## Given problem
Restate, word for word, every line of the data.

Items from a figure collection
## BEGIN
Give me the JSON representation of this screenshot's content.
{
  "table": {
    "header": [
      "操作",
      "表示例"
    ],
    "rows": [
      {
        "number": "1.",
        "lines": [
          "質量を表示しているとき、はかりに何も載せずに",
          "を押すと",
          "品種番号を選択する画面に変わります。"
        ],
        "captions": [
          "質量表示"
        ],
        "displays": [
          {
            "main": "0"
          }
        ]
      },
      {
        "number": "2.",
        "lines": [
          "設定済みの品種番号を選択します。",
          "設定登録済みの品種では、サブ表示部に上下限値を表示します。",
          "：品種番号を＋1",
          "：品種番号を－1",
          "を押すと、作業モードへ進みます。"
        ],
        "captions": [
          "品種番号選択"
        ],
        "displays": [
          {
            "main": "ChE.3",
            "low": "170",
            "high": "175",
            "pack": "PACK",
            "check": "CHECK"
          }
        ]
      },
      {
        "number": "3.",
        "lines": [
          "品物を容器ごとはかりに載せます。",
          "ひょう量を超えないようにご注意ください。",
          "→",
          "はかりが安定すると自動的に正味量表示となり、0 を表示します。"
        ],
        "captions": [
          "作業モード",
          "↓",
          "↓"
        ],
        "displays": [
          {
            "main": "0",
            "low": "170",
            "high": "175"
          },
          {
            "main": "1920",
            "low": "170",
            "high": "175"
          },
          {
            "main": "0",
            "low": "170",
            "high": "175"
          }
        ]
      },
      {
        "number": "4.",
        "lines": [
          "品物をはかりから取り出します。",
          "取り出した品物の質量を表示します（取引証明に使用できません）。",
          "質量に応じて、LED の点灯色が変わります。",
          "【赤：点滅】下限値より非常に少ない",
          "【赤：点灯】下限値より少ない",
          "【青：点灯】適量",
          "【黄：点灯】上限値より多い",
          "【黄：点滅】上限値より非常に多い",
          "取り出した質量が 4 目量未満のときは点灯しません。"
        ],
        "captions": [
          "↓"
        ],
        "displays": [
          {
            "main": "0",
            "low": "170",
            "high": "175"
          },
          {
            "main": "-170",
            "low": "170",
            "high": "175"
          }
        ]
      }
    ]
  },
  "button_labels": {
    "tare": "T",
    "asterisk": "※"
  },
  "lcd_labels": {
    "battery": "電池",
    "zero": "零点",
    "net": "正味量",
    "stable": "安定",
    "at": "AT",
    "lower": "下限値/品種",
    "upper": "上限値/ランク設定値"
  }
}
## END
## Worked solution
Give me the JSON representation of this screenshot's content.
{
  "table": {
    "header": [
      "操作",
      "表示例"
    ],
    "rows": [
      {
        "number": "1.",
        "lines": [
          "質量を表示しているとき、はかりに何も載せずに",
          "を押すと",
          "品種番号を選択する画面に変わります。"
        ],
        "captions": [
          "質量表示"
        ],
        "displays": [
          {
            "main": "0"
          }
        ]
      },
      {
        "number": "2.",
        "lines": [
          "設定済みの品種番号を選択します。",
          "設定登録済みの品種では、サブ表示部に上下限値を表示します。",
          "：品種番号を＋1",
          "：品種番号を－1",
          "を押すと、作業モードへ進みます。"
        ],
        "captions": [
          "品種番号選択"
        ],
        "displays": [
          {
            "main": "ChE.3",
            "low": "170",
            "high": "175",
            "pack": "PACK",
            "check": "CHECK"
          }
        ]
      },
      {
        "number": "3.",
        "lines": [
          "品物を容器ごとはかりに載せます。",
          "ひょう量を超えないようにご注意ください。",
          "→",
          "はかりが安定すると自動的に正味量表示となり、0 を表示します。"
        ],
        "captions": [
          "作業モード",
          "↓",
          "↓"
        ],
        "displays": [
          {
            "main": "0",
            "low": "170",
            "high": "175"
          },
          {
            "main": "1920",
            "low": "170",
            "high": "175"
          },
          {
            "main": "0",
            "low": "170",
            "high": "175"
          }
        ]
      },
      {
        "number": "4.",
        "lines": [
          "品物をはかりから取り出します。",
          "取り出した品物の質量を表示します（取引証明に使用できません）。",
          "質量に応じて、LED の点灯色が変わります。",
          "【赤：点滅】下限値より非常に少ない",
          "【赤：点灯】下限値より少ない",
          "【青：点灯】適量",
          "【黄：点灯】上限値より多い",
          "【黄：点滅】上限値より非常に多い",
          "取り出した質量が 4 目量未満のときは点灯しません。"
        ],
        "captions": [
          "↓"
        ],
        "displays": [
          {
            "main": "0",
            "low": "170",
            "high": "175"
          },
          {
            "main": "-170",
            "low": "170",
            "high": "175"
          }
        ]
      }
    ]
  },
  "button_labels": {
    "tare": "T",
    "asterisk": "※"
  },
  "lcd_labels": {
    "battery": "電池",
    "zero": "零点",
    "net": "正味量",
    "stable": "安定",
    "at": "AT",
    "lower": "下限値/品種",
    "upper": "上限値/ランク設定値"
  }
}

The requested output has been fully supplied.